::: Input rows :::
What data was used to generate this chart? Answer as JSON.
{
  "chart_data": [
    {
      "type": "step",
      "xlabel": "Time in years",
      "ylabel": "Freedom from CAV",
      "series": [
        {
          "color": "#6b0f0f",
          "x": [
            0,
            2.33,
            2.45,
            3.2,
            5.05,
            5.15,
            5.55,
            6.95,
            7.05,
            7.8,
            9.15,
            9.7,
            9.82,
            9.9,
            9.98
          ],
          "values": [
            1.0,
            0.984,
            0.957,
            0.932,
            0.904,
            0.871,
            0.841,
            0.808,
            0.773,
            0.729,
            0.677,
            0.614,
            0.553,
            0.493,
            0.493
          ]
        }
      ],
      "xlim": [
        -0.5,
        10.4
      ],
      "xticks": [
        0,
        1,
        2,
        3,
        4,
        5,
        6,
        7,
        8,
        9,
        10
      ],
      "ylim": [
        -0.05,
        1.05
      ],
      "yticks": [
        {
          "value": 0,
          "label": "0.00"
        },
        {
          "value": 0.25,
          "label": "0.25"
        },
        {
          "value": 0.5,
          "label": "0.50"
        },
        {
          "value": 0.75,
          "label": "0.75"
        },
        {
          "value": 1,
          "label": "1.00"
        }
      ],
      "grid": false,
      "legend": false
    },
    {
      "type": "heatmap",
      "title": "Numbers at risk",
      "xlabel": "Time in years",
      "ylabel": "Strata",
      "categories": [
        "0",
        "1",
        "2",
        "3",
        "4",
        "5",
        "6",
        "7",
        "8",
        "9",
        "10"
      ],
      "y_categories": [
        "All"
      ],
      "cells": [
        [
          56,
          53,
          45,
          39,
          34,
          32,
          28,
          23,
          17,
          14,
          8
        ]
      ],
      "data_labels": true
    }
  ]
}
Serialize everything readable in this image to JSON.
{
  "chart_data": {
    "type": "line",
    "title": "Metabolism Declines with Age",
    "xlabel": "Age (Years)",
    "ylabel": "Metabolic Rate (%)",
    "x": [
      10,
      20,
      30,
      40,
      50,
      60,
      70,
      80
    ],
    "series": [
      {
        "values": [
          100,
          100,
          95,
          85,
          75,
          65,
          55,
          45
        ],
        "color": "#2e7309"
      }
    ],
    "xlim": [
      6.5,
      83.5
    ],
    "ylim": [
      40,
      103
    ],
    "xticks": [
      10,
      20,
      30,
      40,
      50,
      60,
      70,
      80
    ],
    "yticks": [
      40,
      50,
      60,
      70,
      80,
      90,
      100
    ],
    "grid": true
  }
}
:::
• [Set problem]:
Return every line from the one holding "Serialize everything readable" through the end of the data, exactly as it appears, with both ends kept and nothing else.

• [The response]:
Serialize everything readable in this image to JSON.
{
  "chart_data": {
    "type": "line",
    "title": "Metabolism Declines with Age",
    "xlabel": "Age (Years)",
    "ylabel": "Metabolic Rate (%)",
    "x": [
      10,
      20,
      30,
      40,
      50,
      60,
      70,
      80
    ],
    "series": [
      {
        "values": [
          100,
          100,
          95,
          85,
          75,
          65,
          55,
          45
        ],
        "color": "#2e7309"
      }
    ],
    "xlim": [
      6.5,
      83.5
    ],
    "ylim": [
      40,
      103
    ],
    "xticks": [
      10,
      20,
      30,
      40,
      50,
      60,
      70,
      80
    ],
    "yticks": [
      40,
      50,
      60,
      70,
      80,
      90,
      100
    ],
    "grid": true
  }
}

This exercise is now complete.